- [SOURCE TEXT]:
- Official release poster
- Directed by: Raynier Brizuela
- Screenplay by: Carl Joseph Papa
- Story by: Raynier Brizuela; Carl Joseph Papa;
- Produced by: Dan Villegas; Antoinette Jadaone; Veronique Del Rosario-Corpus; Vincent Del Rosario III;
- Starring: Janno Gibbs; Mikoy Morales; Bing Loyzaga; Manilyn Reynes; Jerald Napoles;
- Cinematography: Theo Lozada
- Edited by: Nikolas Red
- Music by: Axel Fernandez
- Production companies: Viva Films; Project 8 Projects;
- Distributed by: Viva Films Vivamax
- Release dates: November 17, 2021 (Philippines); July 11, 2021 (BiFan);
- Running time: 90 minutes
- Country: Philippines
- Language: Filipino

= Mang Jose (film) =

2021 film directed by Raynier Brizuela

Mang Jose is a 2021 Philippine superhero comedy film written by Carl Joseph Papa and directed by Raynier Brizuela. It stars Janno Gibbs, Mikoy Morales, Bing Loyzaga, Jerald Napoles and Manilyn Reynes. The film is inspired by a Parokya ni Edgar song of the same title.

==Plot==
It always pays to be good. And for superhero-in-hiding Mang Jose, it is quite literal. Having the ability of energy absorption & redirection, he covertly saves people only if they rent him out.

One day, carefree young man Tope rents Mang Jose to help him save his mother who has been abducted by mysterious troopers of King Ina, an enigmatic cunning villainess who is out there to annihilate all remaining superheroes in hiding.

- [RECORDS]:

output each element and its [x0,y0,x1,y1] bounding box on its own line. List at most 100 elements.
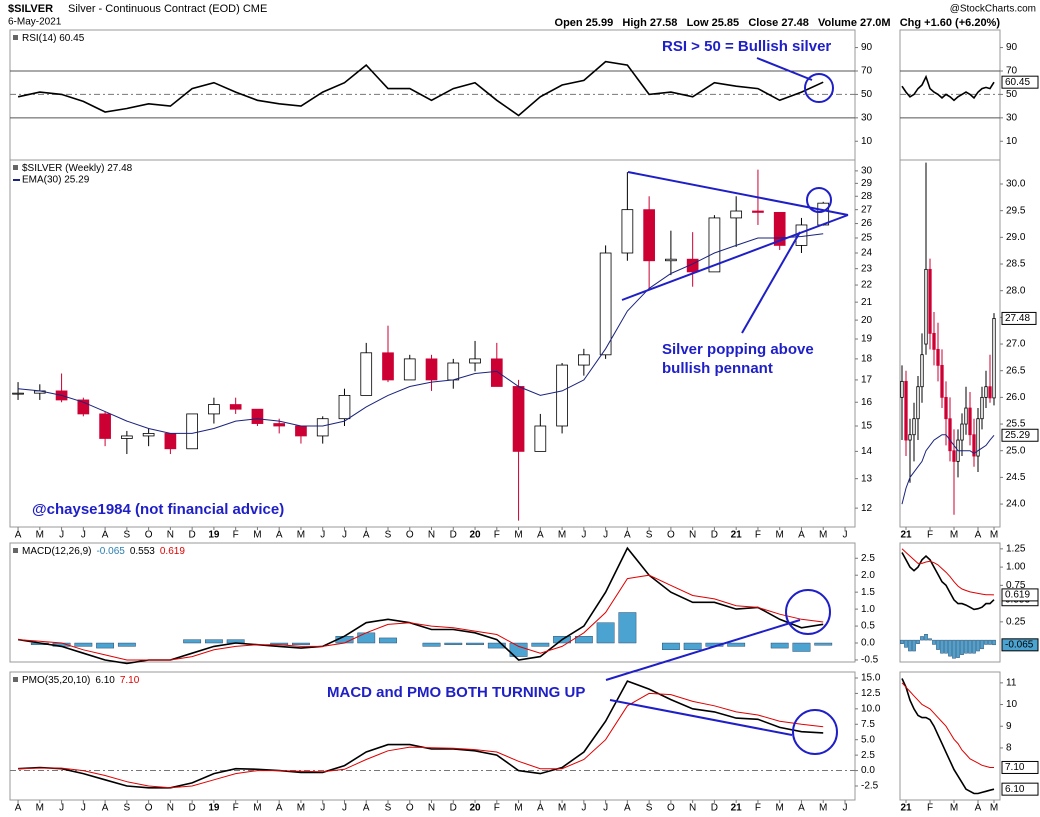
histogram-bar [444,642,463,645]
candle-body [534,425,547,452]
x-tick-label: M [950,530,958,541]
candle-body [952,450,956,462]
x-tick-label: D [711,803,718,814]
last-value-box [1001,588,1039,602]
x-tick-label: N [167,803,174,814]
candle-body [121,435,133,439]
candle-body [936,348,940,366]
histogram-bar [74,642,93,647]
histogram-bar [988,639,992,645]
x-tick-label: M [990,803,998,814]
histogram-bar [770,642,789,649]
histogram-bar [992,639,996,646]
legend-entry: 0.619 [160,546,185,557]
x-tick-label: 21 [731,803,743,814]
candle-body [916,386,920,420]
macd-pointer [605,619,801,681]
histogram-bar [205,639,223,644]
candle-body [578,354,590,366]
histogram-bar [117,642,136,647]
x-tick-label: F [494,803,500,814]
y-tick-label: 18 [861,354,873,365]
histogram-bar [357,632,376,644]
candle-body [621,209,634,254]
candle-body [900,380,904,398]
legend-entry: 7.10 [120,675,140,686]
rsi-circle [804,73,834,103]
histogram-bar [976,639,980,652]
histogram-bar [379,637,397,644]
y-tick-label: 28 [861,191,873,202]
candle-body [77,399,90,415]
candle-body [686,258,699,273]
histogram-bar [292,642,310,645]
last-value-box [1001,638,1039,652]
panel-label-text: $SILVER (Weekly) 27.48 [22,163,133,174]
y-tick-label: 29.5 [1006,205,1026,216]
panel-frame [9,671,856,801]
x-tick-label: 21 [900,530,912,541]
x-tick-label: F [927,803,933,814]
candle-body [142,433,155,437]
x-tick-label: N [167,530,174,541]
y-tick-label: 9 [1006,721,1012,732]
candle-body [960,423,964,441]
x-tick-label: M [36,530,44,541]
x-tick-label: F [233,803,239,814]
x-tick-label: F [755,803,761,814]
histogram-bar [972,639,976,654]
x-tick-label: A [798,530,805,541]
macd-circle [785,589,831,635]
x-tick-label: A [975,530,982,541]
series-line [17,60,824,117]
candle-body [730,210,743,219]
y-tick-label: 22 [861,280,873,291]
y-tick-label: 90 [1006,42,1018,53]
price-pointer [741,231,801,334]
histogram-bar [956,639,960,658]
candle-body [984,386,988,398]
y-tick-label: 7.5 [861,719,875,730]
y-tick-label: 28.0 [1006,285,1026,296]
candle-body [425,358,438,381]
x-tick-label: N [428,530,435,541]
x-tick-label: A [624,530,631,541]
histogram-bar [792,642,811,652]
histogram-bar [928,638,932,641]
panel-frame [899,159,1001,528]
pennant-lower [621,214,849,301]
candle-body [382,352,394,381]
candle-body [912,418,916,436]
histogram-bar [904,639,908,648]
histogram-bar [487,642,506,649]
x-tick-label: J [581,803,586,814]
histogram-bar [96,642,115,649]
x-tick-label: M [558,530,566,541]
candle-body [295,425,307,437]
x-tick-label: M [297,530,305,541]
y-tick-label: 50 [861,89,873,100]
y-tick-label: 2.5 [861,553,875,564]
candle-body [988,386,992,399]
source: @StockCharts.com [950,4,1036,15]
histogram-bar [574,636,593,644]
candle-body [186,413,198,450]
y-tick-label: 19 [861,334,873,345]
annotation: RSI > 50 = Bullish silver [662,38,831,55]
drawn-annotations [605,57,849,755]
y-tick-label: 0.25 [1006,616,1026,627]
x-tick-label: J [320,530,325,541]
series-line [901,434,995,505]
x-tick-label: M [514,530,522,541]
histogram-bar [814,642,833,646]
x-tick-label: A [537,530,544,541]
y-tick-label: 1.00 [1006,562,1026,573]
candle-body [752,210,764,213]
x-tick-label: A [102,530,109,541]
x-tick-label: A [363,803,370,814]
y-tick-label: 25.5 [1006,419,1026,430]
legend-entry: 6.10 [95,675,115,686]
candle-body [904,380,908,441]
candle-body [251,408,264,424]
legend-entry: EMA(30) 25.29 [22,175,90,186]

...

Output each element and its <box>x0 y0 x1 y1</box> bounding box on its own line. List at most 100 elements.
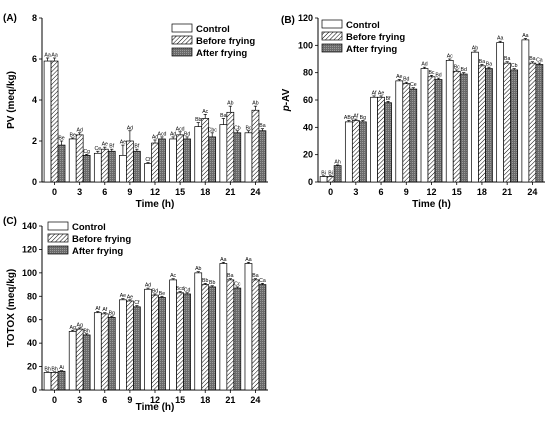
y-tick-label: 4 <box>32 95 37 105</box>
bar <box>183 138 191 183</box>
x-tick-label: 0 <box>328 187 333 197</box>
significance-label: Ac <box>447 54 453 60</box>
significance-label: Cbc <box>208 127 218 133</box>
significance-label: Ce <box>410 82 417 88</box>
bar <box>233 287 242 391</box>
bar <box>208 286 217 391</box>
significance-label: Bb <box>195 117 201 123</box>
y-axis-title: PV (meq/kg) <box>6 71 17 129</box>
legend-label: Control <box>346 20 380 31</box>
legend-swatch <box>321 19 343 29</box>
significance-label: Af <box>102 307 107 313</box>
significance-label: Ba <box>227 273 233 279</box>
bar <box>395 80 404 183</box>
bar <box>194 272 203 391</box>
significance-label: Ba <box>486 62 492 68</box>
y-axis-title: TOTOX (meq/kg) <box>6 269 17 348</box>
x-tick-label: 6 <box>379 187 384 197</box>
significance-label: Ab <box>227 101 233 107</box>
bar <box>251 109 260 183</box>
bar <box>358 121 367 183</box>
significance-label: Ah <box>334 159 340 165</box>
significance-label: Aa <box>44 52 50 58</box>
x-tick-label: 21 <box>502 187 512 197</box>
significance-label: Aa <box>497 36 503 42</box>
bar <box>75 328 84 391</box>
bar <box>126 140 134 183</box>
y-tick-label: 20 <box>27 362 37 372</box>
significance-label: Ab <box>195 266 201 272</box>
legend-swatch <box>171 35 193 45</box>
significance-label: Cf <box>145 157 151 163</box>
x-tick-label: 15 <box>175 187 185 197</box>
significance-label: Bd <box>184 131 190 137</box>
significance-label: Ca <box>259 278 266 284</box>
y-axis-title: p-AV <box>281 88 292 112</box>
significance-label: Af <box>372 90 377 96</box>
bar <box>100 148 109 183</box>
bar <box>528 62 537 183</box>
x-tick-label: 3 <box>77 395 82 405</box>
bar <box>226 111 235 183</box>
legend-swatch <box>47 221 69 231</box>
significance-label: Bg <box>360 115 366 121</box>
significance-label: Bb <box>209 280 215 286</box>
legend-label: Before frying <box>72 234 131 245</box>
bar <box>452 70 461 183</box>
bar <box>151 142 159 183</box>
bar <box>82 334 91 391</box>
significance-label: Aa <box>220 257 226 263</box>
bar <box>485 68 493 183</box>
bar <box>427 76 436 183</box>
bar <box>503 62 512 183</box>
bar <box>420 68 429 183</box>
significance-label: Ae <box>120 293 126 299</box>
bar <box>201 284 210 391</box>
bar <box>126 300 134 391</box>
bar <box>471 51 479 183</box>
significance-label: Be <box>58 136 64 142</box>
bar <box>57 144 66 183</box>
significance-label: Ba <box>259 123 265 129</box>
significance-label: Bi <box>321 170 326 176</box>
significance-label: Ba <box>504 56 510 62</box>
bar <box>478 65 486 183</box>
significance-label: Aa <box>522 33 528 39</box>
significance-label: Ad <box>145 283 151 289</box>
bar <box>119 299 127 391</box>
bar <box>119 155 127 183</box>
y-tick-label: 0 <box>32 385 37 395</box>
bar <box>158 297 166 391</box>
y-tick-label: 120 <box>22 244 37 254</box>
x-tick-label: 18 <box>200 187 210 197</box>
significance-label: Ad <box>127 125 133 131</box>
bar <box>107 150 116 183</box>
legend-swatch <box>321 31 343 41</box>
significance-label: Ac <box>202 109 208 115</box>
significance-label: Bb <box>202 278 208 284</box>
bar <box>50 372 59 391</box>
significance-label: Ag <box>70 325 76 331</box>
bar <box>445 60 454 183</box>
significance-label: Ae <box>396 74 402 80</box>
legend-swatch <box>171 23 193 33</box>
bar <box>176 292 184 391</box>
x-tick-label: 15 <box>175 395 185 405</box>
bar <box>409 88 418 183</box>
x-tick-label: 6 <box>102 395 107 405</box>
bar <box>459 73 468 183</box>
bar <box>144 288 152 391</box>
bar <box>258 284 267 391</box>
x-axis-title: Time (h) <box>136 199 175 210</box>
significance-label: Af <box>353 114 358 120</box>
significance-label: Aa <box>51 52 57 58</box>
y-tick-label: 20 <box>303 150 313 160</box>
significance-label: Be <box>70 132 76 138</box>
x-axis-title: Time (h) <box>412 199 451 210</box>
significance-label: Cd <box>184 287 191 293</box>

- [TASK LIST]:
a. Decide whether each statement agrees with the Mang Jose article, and quote the words of the article that settle it: (i) The film runs for 90 minutes. (ii) The film takes its inspiration from a song by Parokya ni Edgar. (iii) Tope rents Mang Jose to rescue his abducted father.
b. Write the next part of the Mang Jose article, picking up after its last sentence.

- [RESPONSES]:
a.
(i) Yes: "Running time: 90 minutes"
(ii) Yes: "The film is inspired by a Parokya ni Edgar song of the same title."
(iii) No: "Tope rents Mang Jose to help him save his mother who has been abducted"

b.
Little do Mang Jose and Tope know the quest would lead them to pay the terrible price in order to save the priceless truth binding them: family.

==Cast==

===Main===
- Janno Gibbs as Mang Jose
- Mikoy Morales as Tope
- Bing Loyzaga as Tina
- Manilyn Reynes as King Ina
- Jerald Napoles as Charlemagne

===Supporting===
- Leo Martinez as Marcelo
- Gab Lagman as Lance
- Leo Bruno as Lando
- Ronaldo Valdez as Super Lapu-Lapu
- Michael V. as Kumander Andres
- Kim Molina as Sultana Kudarat
- Andrew E. as Mount Apolinario
- Lito Lapid as Inkredibol Diego
- Yassi Pressman as Gabriela Maginaw
- Tads Obach as Tope's Friend
- Edna Vida as Aling Ida
- Princess Izha Feliciano as King Ina's Daughter
- Milo Elmido Jr. as Front Desk Officer
- James Caraan as TV Pageant Host
- Alwyn Uytingco as Lance (voice)
- John Kyle Rosales as Turbo Rat
- Raymond Villaraza as Chinese Thug
- Raffy Samoranos as Chinese Thug
- Charmaine Alovera as Cappuccino Girl
- Axel Fernandez as Bar Bully
- Nathaniel Pelareja as Bar Bully
- Mareck Jingco as Bar Bully
- Janzeil Siachongco as Cemetery People
- Nyle Libranza as Cemetery People
- Emmanuel Dela Cruz as Cemetery People

==Release==
The film premiered at Bucheon International Fantastic Film Festival on July 11, 2021, and it was released at the Philippines on November 17, 2021, via Vivamax Plus. The film was originally set for theatrical release for November 10, once the cinemas opened.

==Reception==
JE CC of LionhearTV rated the film 3 out of 5 and wrote:
Comedy and action blend beautifully in this Vivamax feature that takes on the superhero genre with distinctly Filipino sensibilities. In this film, the titular Mang Jose demands payment from those he helps.

==Soundtrack==

- Mang Jose
Composed and written by Chito Miranda (as Chito Miranda Jr.)
Interpreted by Parokya ni Edgar
Published and administered by Universal Records, Inc.

- Mang Jose
Composed and written by Chito Miranda (as Chito Miranda Jr.)
Interpreted by Axel Fernandez
Published and administered by Runt Collective.

- Mang Jose
Composed and written by Chito Miranda (as Chito Miranda Jr.)
Interpreted by Janno Gibbs
Published and administered by Universal Records, Inc.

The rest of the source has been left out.